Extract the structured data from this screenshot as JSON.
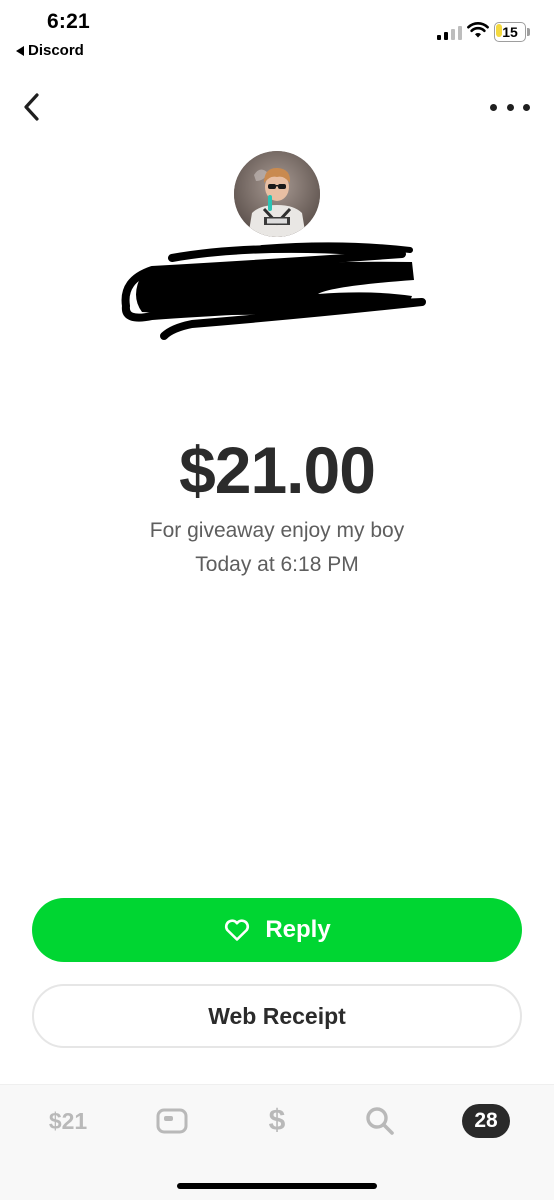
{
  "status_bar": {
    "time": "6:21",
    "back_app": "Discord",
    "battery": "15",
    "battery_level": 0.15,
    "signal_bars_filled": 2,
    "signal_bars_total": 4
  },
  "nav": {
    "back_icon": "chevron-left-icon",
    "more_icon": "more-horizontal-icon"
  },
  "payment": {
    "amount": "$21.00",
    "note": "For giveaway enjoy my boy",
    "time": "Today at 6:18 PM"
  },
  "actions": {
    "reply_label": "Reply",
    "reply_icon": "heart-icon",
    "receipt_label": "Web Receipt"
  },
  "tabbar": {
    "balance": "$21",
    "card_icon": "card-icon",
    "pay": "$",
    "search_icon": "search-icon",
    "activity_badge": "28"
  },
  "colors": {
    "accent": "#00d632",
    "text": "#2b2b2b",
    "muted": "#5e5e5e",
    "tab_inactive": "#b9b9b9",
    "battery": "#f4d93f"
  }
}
————
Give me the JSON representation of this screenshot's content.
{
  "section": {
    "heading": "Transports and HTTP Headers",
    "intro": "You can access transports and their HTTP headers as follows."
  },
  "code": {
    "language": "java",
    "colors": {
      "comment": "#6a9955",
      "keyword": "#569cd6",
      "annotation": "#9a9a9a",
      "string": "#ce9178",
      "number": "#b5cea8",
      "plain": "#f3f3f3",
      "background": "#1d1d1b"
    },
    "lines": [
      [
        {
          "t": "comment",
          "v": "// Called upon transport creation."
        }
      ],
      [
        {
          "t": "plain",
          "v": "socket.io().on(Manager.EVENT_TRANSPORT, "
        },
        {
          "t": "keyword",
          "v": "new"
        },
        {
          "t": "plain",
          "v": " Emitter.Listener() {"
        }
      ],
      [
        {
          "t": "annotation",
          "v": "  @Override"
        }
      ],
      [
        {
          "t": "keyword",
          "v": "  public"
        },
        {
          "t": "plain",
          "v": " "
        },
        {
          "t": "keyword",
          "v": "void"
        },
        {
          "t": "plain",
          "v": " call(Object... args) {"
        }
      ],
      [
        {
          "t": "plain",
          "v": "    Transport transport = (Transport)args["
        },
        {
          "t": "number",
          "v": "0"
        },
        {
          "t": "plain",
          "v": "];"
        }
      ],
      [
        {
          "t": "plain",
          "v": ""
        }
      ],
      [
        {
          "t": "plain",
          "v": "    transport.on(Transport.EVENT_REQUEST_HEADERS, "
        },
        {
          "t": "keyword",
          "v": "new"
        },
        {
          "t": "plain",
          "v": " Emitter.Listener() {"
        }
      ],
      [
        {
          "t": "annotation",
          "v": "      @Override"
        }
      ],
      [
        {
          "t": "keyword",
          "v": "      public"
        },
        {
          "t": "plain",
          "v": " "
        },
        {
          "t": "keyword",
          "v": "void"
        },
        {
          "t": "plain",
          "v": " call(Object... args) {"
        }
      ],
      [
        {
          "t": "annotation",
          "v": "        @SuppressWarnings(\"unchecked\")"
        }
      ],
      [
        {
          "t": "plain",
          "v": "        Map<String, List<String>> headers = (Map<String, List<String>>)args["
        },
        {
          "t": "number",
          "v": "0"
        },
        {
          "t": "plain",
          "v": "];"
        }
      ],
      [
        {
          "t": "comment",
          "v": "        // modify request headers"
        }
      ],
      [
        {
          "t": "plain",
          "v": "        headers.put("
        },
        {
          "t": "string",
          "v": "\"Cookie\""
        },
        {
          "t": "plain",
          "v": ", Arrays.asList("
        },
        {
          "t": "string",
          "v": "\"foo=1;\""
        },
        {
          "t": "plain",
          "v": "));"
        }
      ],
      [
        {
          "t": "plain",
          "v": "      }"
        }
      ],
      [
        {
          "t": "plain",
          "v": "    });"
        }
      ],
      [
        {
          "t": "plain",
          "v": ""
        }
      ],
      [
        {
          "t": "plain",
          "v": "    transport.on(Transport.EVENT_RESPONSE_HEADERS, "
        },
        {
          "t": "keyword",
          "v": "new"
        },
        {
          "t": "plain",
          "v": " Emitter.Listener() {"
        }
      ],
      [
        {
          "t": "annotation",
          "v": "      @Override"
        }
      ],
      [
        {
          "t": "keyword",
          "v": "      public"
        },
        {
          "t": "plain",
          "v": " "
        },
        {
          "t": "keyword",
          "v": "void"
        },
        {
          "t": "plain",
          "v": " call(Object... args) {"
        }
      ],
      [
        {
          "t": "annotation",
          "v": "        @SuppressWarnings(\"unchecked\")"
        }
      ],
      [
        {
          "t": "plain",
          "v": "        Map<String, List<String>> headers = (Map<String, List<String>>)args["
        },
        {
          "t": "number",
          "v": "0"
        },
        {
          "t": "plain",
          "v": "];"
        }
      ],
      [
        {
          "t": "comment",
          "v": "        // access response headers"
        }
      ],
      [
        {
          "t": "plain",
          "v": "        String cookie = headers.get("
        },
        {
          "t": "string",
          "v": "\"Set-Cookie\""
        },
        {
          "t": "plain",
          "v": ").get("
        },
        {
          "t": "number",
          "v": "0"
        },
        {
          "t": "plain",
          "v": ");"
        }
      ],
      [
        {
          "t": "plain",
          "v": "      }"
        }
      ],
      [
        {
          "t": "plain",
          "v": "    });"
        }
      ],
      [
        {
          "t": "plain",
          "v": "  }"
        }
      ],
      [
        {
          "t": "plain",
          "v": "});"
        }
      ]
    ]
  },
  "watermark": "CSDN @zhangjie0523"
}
————
# Task brief
Look through the entries above and count each line holding "access"; report the count alone.

# Full solution
2